## begin Given records

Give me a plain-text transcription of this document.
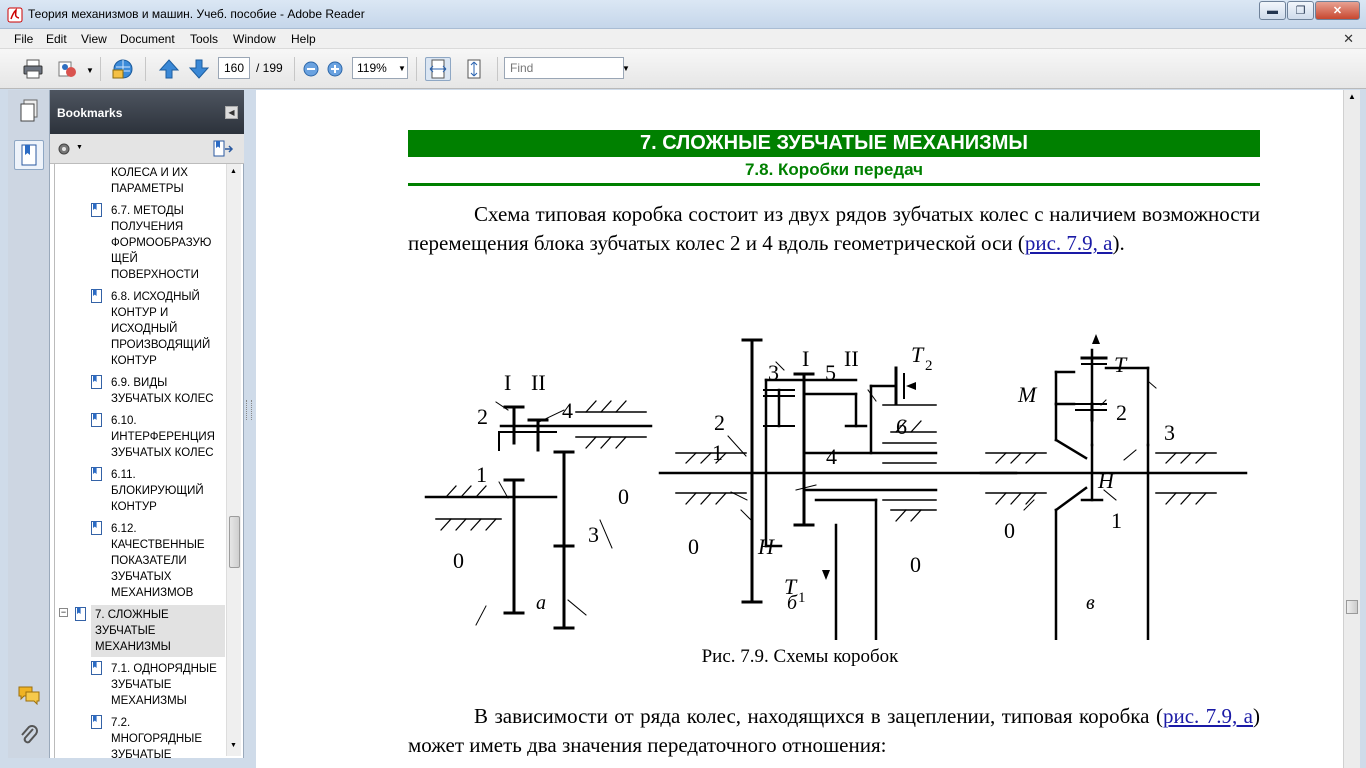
Теория механизмов и машин. Учеб. пособие - Adobe Reader	▬	❐	✕
File Edit View Document Tools Window Help	✕
▼	160 / 199	119%	▼	Find	▼
Bookmarks	◀
▼
КОЛЕСА И ИХ
ПАРАМЕТРЫ
6.7. МЕТОДЫ
ПОЛУЧЕНИЯ
ФОРМООБРАЗУЮ
ЩЕЙ
ПОВЕРХНОСТИ
6.8. ИСХОДНЫЙ
КОНТУР И
ИСХОДНЫЙ
ПРОИЗВОДЯЩИЙ
КОНТУР
6.9. ВИДЫ
ЗУБЧАТЫХ КОЛЕС
6.10.
ИНТЕРФЕРЕНЦИЯ
ЗУБЧАТЫХ КОЛЕС
6.11.
БЛОКИРУЮЩИЙ
КОНТУР
6.12.
КАЧЕСТВЕННЫЕ
ПОКАЗАТЕЛИ
ЗУБЧАТЫХ
МЕХАНИЗМОВ
−	7. СЛОЖНЫЕ
ЗУБЧАТЫЕ
МЕХАНИЗМЫ
7.1. ОДНОРЯДНЫЕ
ЗУБЧАТЫЕ
МЕХАНИЗМЫ
7.2.
МНОГОРЯДНЫЕ
ЗУБЧАТЫЕ
▲
▼
7. СЛОЖНЫЕ ЗУБЧАТЫЕ МЕХАНИЗМЫ
7.8. Коробки передач
Схема типовая коробка состоит из двух рядов зубчатых колес с наличием возможности перемещения блока зубчатых колес 2 и 4 вдоль геометрической оси (рис. 7.9, а).
I II
2	4
1
0
3
0
3
I
5
II T 2
2	6
1	4
0	H
0
T 1
T
M
2
3
H
0	1
а	б	в
Рис. 7.9. Схемы коробок
В зависимости от ряда колес, находящихся в зацеплении, типовая коробка (рис. 7.9, а) может иметь два значения передаточного отношения:
▲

## end Given records

Output the entries above exactly. Drop the pictures.

Give me a plain-text transcription of this document.
Теория механизмов и машин. Учеб. пособие - Adobe Reader	▬	❐	✕
File Edit View Document Tools Window Help	✕
▼	160 / 199	119%	▼	Find	▼
Bookmarks	◀
▼
КОЛЕСА И ИХ
ПАРАМЕТРЫ
6.7. МЕТОДЫ
ПОЛУЧЕНИЯ
ФОРМООБРАЗУЮ
ЩЕЙ
ПОВЕРХНОСТИ
6.8. ИСХОДНЫЙ
КОНТУР И
ИСХОДНЫЙ
ПРОИЗВОДЯЩИЙ
КОНТУР
6.9. ВИДЫ
ЗУБЧАТЫХ КОЛЕС
6.10.
ИНТЕРФЕРЕНЦИЯ
ЗУБЧАТЫХ КОЛЕС
6.11.
БЛОКИРУЮЩИЙ
КОНТУР
6.12.
КАЧЕСТВЕННЫЕ
ПОКАЗАТЕЛИ
ЗУБЧАТЫХ
МЕХАНИЗМОВ
−	7. СЛОЖНЫЕ
ЗУБЧАТЫЕ
МЕХАНИЗМЫ
7.1. ОДНОРЯДНЫЕ
ЗУБЧАТЫЕ
МЕХАНИЗМЫ
7.2.
МНОГОРЯДНЫЕ
ЗУБЧАТЫЕ
▲
▼
7. СЛОЖНЫЕ ЗУБЧАТЫЕ МЕХАНИЗМЫ
7.8. Коробки передач
Схема типовая коробка состоит из двух рядов зубчатых колес с наличием возможности перемещения блока зубчатых колес 2 и 4 вдоль геометрической оси (рис. 7.9, а).
I II
2	4
1
0
3
0
3
I
5
II T 2
2	6
1	4
0	H
0
T 1
T
M
2
3
H
0	1
а	б	в
Рис. 7.9. Схемы коробок
В зависимости от ряда колес, находящихся в зацеплении, типовая коробка (рис. 7.9, а) может иметь два значения передаточного отношения:
▲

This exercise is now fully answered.